_Set problem:_
Below is a block of records; repeat all of them exactly.

_Available records:_
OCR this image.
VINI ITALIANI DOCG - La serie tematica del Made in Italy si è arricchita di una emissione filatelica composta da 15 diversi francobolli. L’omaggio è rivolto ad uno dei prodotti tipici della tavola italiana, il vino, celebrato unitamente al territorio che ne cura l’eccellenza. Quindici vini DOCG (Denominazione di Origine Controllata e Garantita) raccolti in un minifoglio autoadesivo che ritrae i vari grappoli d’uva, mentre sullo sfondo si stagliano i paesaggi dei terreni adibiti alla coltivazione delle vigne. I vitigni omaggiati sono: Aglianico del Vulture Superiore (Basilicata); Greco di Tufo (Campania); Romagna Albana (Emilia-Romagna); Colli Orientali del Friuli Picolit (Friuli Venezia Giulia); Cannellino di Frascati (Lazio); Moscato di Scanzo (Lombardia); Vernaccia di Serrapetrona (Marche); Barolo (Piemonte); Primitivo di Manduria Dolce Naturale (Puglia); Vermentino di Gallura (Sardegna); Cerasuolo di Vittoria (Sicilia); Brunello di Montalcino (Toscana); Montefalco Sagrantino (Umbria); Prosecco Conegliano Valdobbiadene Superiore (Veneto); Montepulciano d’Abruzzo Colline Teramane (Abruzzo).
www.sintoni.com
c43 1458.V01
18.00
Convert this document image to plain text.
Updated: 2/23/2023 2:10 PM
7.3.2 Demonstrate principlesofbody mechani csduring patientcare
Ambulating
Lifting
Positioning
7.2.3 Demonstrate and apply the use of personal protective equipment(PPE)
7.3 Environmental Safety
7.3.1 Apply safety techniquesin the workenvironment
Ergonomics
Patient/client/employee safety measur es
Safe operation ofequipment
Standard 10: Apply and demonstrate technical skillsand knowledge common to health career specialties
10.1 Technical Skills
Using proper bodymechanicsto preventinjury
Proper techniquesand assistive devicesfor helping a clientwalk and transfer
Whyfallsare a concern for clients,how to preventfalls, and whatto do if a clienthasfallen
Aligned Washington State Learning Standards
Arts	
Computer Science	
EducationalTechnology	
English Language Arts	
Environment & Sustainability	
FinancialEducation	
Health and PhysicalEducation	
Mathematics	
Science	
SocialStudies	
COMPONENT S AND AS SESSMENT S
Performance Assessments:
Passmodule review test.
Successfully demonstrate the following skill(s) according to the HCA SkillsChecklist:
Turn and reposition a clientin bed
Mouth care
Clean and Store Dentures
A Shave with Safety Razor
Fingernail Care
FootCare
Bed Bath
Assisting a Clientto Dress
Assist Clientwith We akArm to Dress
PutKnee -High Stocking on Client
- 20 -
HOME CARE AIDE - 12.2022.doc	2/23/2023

_Solution for this task:_
OCR this image.
VINI ITALIANI DOCG - La serie tematica del Made in Italy si è arricchita di una emissione filatelica composta da 15 diversi francobolli. L’omaggio è rivolto ad uno dei prodotti tipici della tavola italiana, il vino, celebrato unitamente al territorio che ne cura l’eccellenza. Quindici vini DOCG (Denominazione di Origine Controllata e Garantita) raccolti in un minifoglio autoadesivo che ritrae i vari grappoli d’uva, mentre sullo sfondo si stagliano i paesaggi dei terreni adibiti alla coltivazione delle vigne. I vitigni omaggiati sono: Aglianico del Vulture Superiore (Basilicata); Greco di Tufo (Campania); Romagna Albana (Emilia-Romagna); Colli Orientali del Friuli Picolit (Friuli Venezia Giulia); Cannellino di Frascati (Lazio); Moscato di Scanzo (Lombardia); Vernaccia di Serrapetrona (Marche); Barolo (Piemonte); Primitivo di Manduria Dolce Naturale (Puglia); Vermentino di Gallura (Sardegna); Cerasuolo di Vittoria (Sicilia); Brunello di Montalcino (Toscana); Montefalco Sagrantino (Umbria); Prosecco Conegliano Valdobbiadene Superiore (Veneto); Montepulciano d’Abruzzo Colline Teramane (Abruzzo).
www.sintoni.com
c43 1458.V01
18.00
Convert this document image to plain text.
Updated: 2/23/2023 2:10 PM
7.3.2 Demonstrate principlesofbody mechani csduring patientcare
Ambulating
Lifting
Positioning
7.2.3 Demonstrate and apply the use of personal protective equipment(PPE)
7.3 Environmental Safety
7.3.1 Apply safety techniquesin the workenvironment
Ergonomics
Patient/client/employee safety measur es
Safe operation ofequipment
Standard 10: Apply and demonstrate technical skillsand knowledge common to health career specialties
10.1 Technical Skills
Using proper bodymechanicsto preventinjury
Proper techniquesand assistive devicesfor helping a clientwalk and transfer
Whyfallsare a concern for clients,how to preventfalls, and whatto do if a clienthasfallen
Aligned Washington State Learning Standards
Arts	
Computer Science	
EducationalTechnology	
English Language Arts	
Environment & Sustainability	
FinancialEducation	
Health and PhysicalEducation	
Mathematics	
Science	
SocialStudies	
COMPONENT S AND AS SESSMENT S
Performance Assessments:
Passmodule review test.
Successfully demonstrate the following skill(s) according to the HCA SkillsChecklist:
Turn and reposition a clientin bed
Mouth care
Clean and Store Dentures
A Shave with Safety Razor
Fingernail Care
FootCare
Bed Bath
Assisting a Clientto Dress
Assist Clientwith We akArm to Dress
PutKnee -High Stocking on Client
- 20 -
HOME CARE AIDE - 12.2022.doc	2/23/2023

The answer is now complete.